◆ **Source data**:
========

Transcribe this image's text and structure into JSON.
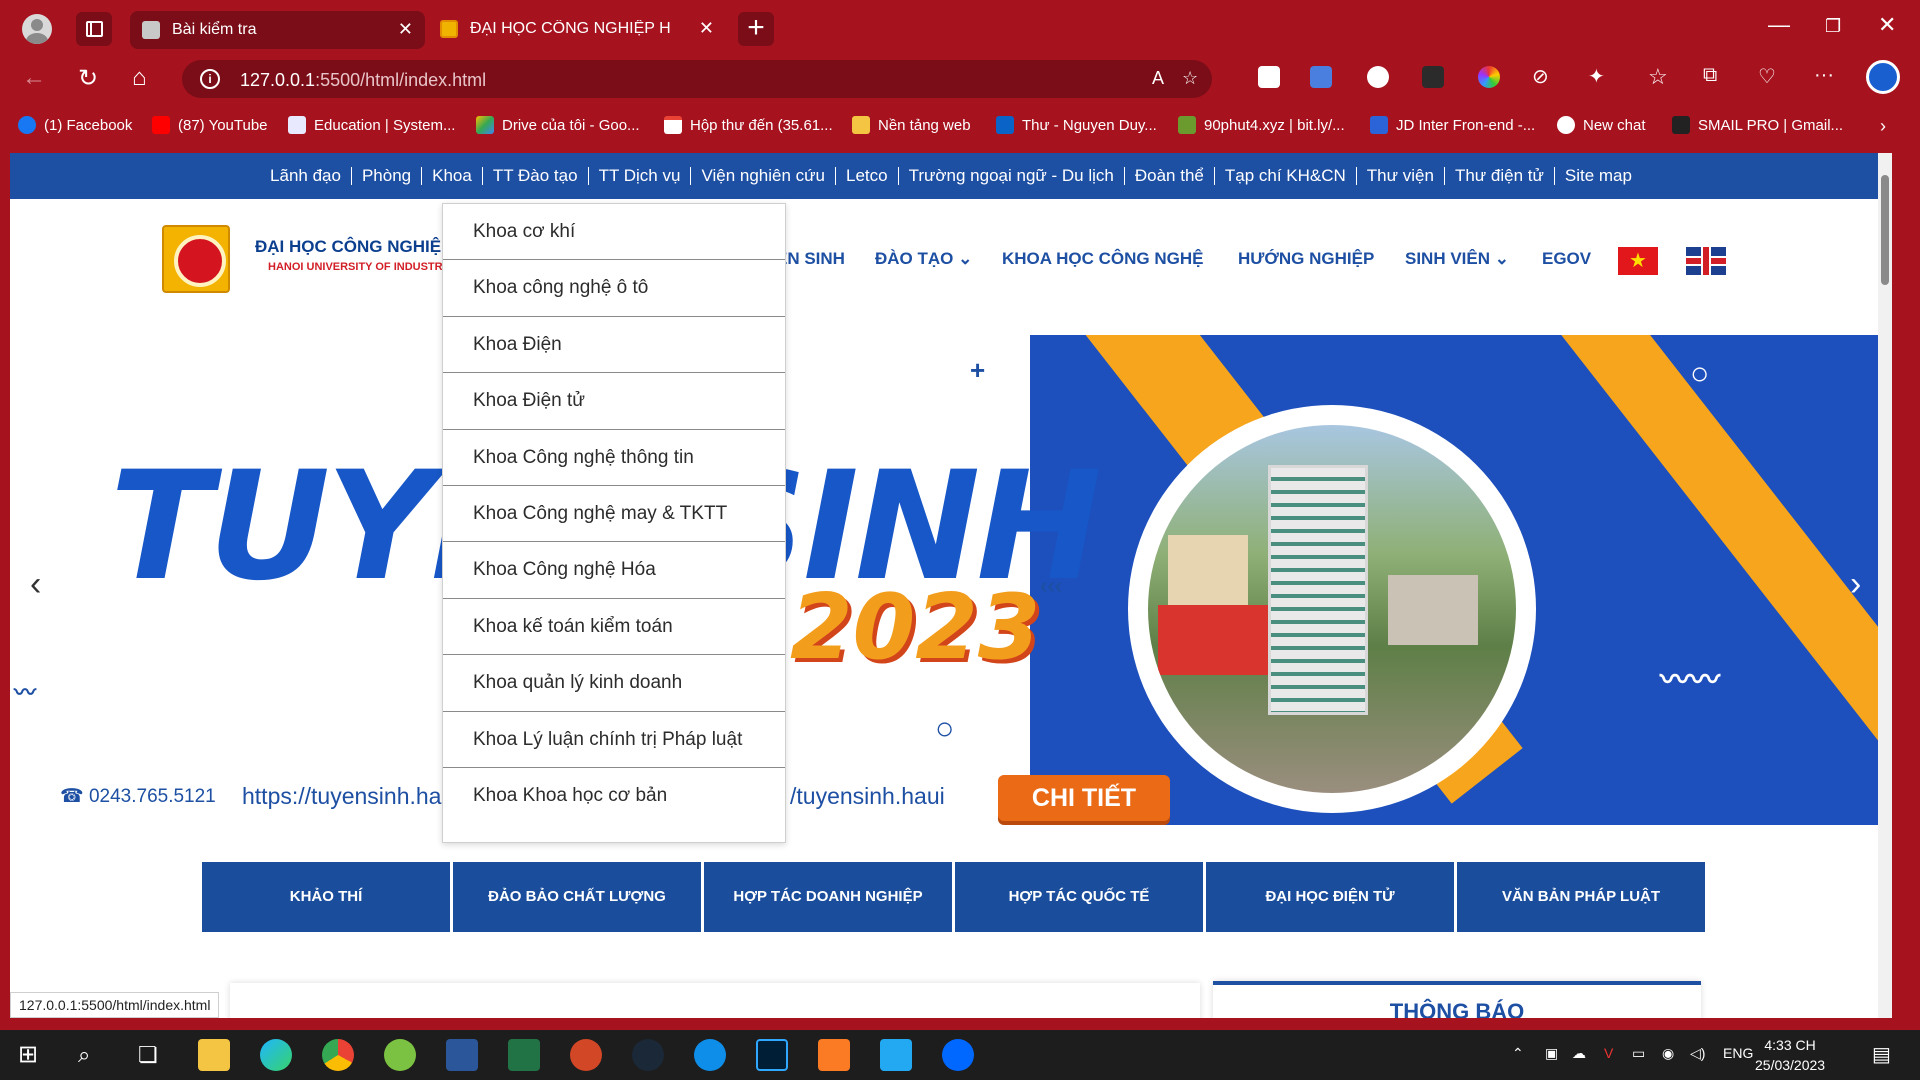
{
  "tabs": [
    {
      "title": "Bài kiểm tra"
    },
    {
      "title": "ĐẠI HỌC CÔNG NGHIỆP HÀ NỘI"
    }
  ],
  "address": {
    "host": "127.0.0.1",
    "path": ":5500/html/index.html"
  },
  "bookmarks": [
    "(1) Facebook",
    "(87) YouTube",
    "Education | System...",
    "Drive của tôi - Goo...",
    "Hộp thư đến (35.61...",
    "Nền tảng web",
    "Thư - Nguyen Duy...",
    "90phut4.xyz | bit.ly/...",
    "JD Inter Fron-end -...",
    "New chat",
    "SMAIL PRO | Gmail..."
  ],
  "topnav": [
    "Lãnh đạo",
    "Phòng",
    "Khoa",
    "TT Đào tạo",
    "TT Dịch vụ",
    "Viện nghiên cứu",
    "Letco",
    "Trường ngoại ngữ - Du lịch",
    "Đoàn thể",
    "Tạp chí KH&CN",
    "Thư viện",
    "Thư điện tử",
    "Site map"
  ],
  "header": {
    "school_name": "ĐẠI HỌC CÔNG NGHIỆP HÀ NỘI",
    "school_sub": "HANOI UNIVERSITY OF INDUSTRY",
    "nav": {
      "tuyensinh": "EN SINH",
      "daotao": "ĐÀO TẠO",
      "khcn": "KHOA HỌC CÔNG NGHỆ",
      "huongnghiep": "HƯỚNG NGHIỆP",
      "sinhvien": "SINH VIÊN",
      "egov": "EGOV"
    }
  },
  "banner": {
    "title": "TUYỂN SINH",
    "year": "2023",
    "phone": "0243.765.5121",
    "website": "https://tuyensinh.haui",
    "website_tail": "/tuyensinh.haui",
    "cta": "CHI TIẾT"
  },
  "dropdown": [
    "Khoa cơ khí",
    "Khoa công nghệ ô tô",
    "Khoa Điện",
    "Khoa Điện tử",
    "Khoa Công nghệ thông tin",
    "Khoa Công nghệ may & TKTT",
    "Khoa Công nghệ Hóa",
    "Khoa kế toán kiểm toán",
    "Khoa quản lý kinh doanh",
    "Khoa Lý luận chính trị Pháp luật",
    "Khoa Khoa học cơ bản"
  ],
  "quicklinks": [
    "KHẢO THÍ",
    "ĐẢO BẢO CHẤT LƯỢNG",
    "HỢP TÁC DOANH NGHIỆP",
    "HỢP TÁC QUỐC TẾ",
    "ĐẠI HỌC ĐIỆN TỬ",
    "VĂN BẢN PHÁP LUẬT"
  ],
  "notice_title": "THÔNG BÁO",
  "status_url": "127.0.0.1:5500/html/index.html",
  "taskbar": {
    "lang": "ENG",
    "time": "4:33 CH",
    "date": "25/03/2023"
  },
  "colors": {
    "browser": "#a6131f",
    "brand_blue": "#1d4fa3",
    "accent_orange": "#f39d1d"
  }
}
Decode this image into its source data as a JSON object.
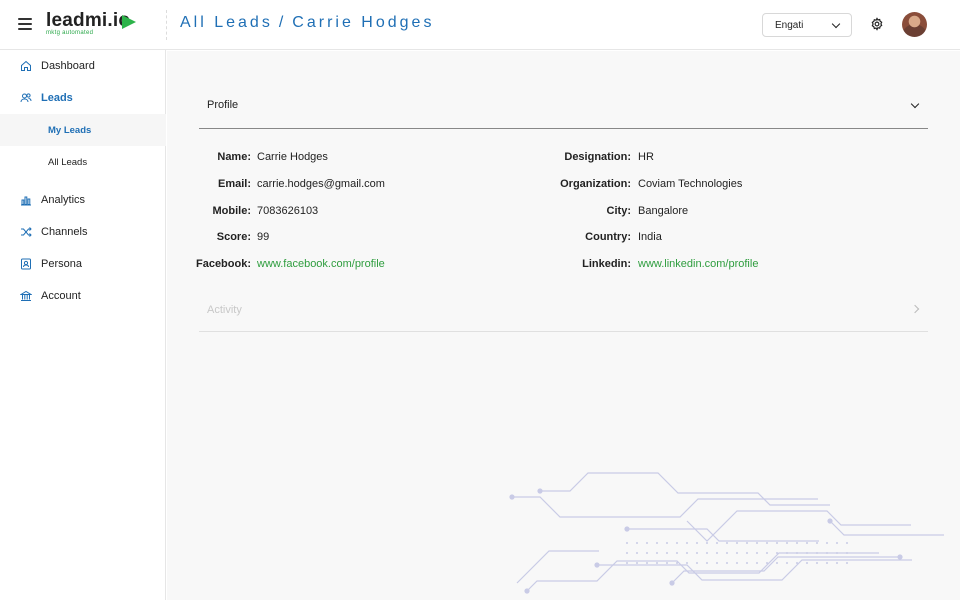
{
  "header": {
    "logo_text": "leadmi.io",
    "logo_tagline": "mktg automated",
    "breadcrumb": [
      "All Leads",
      "Carrie Hodges"
    ],
    "breadcrumb_sep": "/",
    "workspace": "Engati",
    "accent_color": "#1f6fb5",
    "brand_color": "#2db34a"
  },
  "sidebar": {
    "items": [
      {
        "label": "Dashboard",
        "icon": "home-icon"
      },
      {
        "label": "Leads",
        "icon": "users-icon",
        "active": true,
        "children": [
          {
            "label": "My Leads",
            "active": true
          },
          {
            "label": "All Leads"
          }
        ]
      },
      {
        "label": "Analytics",
        "icon": "bar-chart-icon"
      },
      {
        "label": "Channels",
        "icon": "shuffle-icon"
      },
      {
        "label": "Persona",
        "icon": "id-card-icon"
      },
      {
        "label": "Account",
        "icon": "bank-icon"
      }
    ]
  },
  "profile": {
    "section_title": "Profile",
    "left": [
      {
        "key": "Name:",
        "value": "Carrie Hodges"
      },
      {
        "key": "Email:",
        "value": "carrie.hodges@gmail.com"
      },
      {
        "key": "Mobile:",
        "value": "7083626103"
      },
      {
        "key": "Score:",
        "value": "99"
      },
      {
        "key": "Facebook:",
        "value": "www.facebook.com/profile",
        "link": true
      }
    ],
    "right": [
      {
        "key": "Designation:",
        "value": "HR"
      },
      {
        "key": "Organization:",
        "value": "Coviam Technologies"
      },
      {
        "key": "City:",
        "value": "Bangalore"
      },
      {
        "key": "Country:",
        "value": "India"
      },
      {
        "key": "Linkedin:",
        "value": "www.linkedin.com/profile",
        "link": true
      }
    ]
  },
  "activity": {
    "section_title": "Activity"
  }
}
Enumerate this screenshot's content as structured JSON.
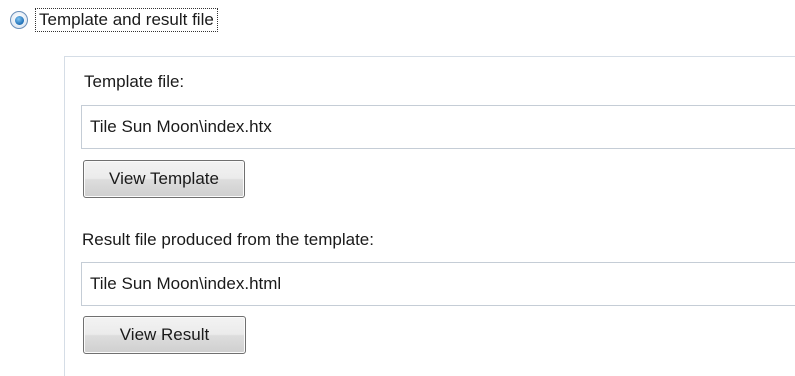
{
  "mode_option": {
    "label": "Template and result file",
    "selected": true
  },
  "template": {
    "label": "Template file:",
    "value": "Tile Sun Moon\\index.htx",
    "button_label": "View Template"
  },
  "result": {
    "label": "Result file produced from the template:",
    "value": "Tile Sun Moon\\index.html",
    "button_label": "View Result"
  }
}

========

◆ **Exercise details**: Set down only the lines running from the line with "Enumerate this screenshot's" to the end of the entries, inclusive; omit every picture.

◆ **Correct output**:
Enumerate this screenshot's content as structured JSON.
{
  "mode_option": {
    "label": "Template and result file",
    "selected": true
  },
  "template": {
    "label": "Template file:",
    "value": "Tile Sun Moon\\index.htx",
    "button_label": "View Template"
  },
  "result": {
    "label": "Result file produced from the template:",
    "value": "Tile Sun Moon\\index.html",
    "button_label": "View Result"
  }
}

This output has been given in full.